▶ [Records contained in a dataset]

-=-=-

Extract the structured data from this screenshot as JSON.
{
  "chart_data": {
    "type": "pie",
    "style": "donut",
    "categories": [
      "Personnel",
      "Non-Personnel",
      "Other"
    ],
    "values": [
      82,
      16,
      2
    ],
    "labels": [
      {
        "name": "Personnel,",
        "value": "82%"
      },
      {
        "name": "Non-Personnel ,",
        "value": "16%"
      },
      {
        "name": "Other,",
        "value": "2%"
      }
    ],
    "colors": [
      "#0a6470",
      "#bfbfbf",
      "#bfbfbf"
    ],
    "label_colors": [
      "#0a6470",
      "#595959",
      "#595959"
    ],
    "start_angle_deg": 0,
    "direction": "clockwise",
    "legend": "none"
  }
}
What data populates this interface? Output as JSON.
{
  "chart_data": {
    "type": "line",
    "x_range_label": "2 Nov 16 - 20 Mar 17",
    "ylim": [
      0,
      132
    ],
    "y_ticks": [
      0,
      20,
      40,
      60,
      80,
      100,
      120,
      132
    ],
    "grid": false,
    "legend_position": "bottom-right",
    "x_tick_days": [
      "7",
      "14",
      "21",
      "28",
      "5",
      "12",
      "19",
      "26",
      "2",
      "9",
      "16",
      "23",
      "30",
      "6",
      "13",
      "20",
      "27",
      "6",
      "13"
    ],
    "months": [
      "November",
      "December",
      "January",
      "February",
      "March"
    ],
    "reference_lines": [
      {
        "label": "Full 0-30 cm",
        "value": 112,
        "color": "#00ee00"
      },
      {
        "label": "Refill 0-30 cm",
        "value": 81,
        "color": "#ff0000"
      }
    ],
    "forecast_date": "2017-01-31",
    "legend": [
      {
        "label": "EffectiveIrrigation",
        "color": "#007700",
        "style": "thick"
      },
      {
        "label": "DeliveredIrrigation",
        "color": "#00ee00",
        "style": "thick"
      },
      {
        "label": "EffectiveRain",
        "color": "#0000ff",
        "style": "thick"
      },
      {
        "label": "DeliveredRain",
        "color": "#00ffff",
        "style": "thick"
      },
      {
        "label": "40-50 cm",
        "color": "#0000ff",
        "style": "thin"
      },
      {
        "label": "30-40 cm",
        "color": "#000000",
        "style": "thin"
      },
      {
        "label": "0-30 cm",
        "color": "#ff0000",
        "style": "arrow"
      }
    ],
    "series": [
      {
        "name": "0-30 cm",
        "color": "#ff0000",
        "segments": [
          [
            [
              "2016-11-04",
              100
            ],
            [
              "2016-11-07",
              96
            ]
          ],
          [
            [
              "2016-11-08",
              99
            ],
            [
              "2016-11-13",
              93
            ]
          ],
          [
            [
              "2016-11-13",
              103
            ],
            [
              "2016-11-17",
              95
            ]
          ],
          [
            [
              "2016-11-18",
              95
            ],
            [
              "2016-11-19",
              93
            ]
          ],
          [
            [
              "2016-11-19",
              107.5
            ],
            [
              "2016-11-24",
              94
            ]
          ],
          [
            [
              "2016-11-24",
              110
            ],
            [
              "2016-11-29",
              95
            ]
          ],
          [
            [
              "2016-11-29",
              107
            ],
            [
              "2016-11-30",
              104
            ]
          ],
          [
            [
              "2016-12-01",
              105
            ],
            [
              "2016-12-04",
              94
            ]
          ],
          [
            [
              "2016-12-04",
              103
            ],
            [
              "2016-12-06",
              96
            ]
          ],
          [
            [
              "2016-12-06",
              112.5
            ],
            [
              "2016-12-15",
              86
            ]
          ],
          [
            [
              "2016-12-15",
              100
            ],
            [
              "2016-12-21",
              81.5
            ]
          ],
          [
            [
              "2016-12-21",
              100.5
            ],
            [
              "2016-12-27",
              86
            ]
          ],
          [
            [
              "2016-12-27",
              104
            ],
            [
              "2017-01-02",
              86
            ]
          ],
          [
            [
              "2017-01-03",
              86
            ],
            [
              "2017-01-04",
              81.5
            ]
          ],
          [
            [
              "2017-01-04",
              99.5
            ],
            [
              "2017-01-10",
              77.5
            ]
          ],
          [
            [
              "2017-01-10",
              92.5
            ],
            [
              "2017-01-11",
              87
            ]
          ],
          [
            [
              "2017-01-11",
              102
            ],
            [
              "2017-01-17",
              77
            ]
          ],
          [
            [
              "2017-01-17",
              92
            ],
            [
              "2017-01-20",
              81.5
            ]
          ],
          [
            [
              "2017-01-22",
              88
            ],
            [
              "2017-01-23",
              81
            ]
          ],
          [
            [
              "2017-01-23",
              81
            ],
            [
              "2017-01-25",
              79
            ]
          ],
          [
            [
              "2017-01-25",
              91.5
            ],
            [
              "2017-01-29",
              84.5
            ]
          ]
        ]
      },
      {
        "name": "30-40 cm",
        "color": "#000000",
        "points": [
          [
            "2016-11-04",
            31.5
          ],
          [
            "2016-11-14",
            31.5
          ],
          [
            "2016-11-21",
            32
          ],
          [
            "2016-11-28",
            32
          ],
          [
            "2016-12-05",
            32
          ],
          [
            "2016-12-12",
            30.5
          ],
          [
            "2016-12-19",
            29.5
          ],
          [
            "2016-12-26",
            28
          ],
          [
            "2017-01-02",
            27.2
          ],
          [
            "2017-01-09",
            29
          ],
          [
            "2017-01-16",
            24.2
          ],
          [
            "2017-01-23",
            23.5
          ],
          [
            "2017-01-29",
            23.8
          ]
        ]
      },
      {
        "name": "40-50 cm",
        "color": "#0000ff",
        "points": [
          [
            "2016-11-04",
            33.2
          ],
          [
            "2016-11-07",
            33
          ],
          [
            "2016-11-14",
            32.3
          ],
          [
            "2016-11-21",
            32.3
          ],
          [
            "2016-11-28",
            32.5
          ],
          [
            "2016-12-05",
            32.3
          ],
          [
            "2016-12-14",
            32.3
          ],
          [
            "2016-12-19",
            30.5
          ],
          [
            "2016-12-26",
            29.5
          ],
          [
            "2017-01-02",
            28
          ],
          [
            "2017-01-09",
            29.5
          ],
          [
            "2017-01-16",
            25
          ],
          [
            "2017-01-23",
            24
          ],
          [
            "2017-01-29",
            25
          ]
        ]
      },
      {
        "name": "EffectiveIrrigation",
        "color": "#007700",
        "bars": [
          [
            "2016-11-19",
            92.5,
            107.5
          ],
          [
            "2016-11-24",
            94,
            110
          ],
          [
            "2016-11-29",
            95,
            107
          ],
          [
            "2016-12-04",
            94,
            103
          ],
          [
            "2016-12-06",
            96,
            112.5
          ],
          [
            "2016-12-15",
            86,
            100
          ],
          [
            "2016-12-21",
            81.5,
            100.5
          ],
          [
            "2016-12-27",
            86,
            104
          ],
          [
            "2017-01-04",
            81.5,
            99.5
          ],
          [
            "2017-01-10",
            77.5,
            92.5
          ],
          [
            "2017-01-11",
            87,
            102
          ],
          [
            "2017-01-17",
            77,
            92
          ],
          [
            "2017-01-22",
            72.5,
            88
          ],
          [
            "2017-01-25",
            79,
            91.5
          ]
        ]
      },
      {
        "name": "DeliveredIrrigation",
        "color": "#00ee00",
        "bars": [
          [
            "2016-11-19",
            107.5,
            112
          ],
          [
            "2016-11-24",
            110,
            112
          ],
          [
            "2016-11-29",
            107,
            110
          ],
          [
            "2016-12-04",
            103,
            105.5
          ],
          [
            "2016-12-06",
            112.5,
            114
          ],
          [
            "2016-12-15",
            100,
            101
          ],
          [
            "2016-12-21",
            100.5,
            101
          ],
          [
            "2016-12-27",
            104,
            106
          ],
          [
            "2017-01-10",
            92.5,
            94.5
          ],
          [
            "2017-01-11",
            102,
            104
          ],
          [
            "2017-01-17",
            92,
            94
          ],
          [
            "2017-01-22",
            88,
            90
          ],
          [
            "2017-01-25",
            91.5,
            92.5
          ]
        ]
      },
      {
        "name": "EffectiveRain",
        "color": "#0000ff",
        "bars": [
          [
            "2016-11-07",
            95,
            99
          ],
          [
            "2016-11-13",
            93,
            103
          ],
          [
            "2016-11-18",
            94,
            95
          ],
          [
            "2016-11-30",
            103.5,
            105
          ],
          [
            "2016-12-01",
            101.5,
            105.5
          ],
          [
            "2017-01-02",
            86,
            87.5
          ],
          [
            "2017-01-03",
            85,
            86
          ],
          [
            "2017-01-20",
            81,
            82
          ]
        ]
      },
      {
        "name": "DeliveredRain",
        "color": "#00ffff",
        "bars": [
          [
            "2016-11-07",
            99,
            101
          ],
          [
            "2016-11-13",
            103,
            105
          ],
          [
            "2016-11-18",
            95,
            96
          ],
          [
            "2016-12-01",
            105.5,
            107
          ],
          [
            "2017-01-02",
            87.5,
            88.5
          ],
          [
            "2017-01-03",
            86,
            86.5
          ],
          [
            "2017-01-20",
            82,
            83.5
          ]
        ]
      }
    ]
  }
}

-=-=-

▶ [Brief] Go over the records above and tally each line that includes "DeliveredRain". Give the total by itself.

▶ [Task result] 2